BEGIN
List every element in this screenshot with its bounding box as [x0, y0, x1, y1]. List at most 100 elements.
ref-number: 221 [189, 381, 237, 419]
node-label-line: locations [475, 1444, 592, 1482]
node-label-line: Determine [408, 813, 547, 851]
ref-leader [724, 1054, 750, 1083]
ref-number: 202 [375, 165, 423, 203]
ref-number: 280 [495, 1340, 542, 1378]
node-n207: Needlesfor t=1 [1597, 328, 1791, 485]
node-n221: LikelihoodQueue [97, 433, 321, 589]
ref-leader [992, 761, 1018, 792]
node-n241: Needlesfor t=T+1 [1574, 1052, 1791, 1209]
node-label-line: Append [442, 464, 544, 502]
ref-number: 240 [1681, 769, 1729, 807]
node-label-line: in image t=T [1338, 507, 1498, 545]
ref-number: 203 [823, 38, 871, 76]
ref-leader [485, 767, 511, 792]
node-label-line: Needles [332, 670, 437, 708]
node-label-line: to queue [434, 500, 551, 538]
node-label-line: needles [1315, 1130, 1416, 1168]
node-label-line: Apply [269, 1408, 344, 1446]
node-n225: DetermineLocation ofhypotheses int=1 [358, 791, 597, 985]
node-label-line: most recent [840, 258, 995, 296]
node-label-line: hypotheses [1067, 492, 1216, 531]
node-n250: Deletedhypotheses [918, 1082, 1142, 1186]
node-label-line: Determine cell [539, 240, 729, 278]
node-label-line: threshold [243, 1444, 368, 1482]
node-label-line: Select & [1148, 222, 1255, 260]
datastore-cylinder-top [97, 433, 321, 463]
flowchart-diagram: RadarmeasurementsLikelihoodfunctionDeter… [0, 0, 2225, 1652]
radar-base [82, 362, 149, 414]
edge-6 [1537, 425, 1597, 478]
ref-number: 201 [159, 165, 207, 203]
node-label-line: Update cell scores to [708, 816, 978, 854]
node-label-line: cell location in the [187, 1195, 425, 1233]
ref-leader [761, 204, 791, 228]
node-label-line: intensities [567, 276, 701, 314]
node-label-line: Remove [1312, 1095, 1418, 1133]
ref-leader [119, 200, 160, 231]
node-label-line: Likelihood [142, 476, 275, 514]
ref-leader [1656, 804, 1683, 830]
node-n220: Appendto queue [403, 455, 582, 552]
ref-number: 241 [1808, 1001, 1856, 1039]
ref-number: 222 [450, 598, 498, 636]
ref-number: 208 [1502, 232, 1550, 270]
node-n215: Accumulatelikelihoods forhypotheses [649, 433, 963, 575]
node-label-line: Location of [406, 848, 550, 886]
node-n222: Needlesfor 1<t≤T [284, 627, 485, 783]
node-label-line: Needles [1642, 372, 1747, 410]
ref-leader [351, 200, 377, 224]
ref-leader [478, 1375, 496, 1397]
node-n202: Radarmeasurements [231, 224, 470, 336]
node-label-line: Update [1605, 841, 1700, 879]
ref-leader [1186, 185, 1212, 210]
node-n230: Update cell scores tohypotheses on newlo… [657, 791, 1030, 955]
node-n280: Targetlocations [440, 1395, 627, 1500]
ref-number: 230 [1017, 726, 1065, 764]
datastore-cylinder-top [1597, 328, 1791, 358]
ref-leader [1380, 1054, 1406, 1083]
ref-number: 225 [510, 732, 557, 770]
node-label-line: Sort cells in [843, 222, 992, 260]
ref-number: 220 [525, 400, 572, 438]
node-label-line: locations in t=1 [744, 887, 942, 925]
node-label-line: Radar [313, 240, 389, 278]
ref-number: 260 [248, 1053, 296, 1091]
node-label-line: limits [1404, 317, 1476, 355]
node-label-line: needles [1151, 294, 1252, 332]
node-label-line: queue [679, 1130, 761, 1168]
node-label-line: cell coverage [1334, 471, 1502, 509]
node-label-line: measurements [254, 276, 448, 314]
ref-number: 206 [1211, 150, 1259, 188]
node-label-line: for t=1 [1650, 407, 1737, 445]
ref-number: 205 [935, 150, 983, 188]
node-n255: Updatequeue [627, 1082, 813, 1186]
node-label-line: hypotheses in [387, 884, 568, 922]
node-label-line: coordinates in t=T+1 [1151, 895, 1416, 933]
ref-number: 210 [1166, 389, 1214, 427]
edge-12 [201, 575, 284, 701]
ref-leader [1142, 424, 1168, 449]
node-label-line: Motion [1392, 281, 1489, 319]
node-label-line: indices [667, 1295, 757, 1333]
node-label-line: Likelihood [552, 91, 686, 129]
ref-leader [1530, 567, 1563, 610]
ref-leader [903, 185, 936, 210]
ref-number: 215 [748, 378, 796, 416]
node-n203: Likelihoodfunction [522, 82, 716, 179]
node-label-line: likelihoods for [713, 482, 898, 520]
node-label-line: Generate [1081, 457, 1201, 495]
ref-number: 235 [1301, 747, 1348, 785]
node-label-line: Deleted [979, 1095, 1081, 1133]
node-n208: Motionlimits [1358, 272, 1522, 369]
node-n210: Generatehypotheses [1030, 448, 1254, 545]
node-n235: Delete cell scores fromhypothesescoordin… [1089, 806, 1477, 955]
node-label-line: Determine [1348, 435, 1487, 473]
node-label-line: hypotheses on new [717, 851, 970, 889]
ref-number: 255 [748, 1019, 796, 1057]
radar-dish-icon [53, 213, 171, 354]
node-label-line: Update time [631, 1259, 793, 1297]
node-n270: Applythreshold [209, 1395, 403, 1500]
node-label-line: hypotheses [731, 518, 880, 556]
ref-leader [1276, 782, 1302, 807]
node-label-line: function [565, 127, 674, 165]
END
• **TASK DESCRIPTION**:
Whenever the word "scores" appears in a line above, copy that line.

• **SOLUTION**:
node-label-line: Update cell scores to [708, 816, 978, 854]
node-n230: Update cell scores tohypotheses on newlo… [657, 791, 1030, 955]
node-n235: Delete cell scores fromhypothesescoordin… [1089, 806, 1477, 955]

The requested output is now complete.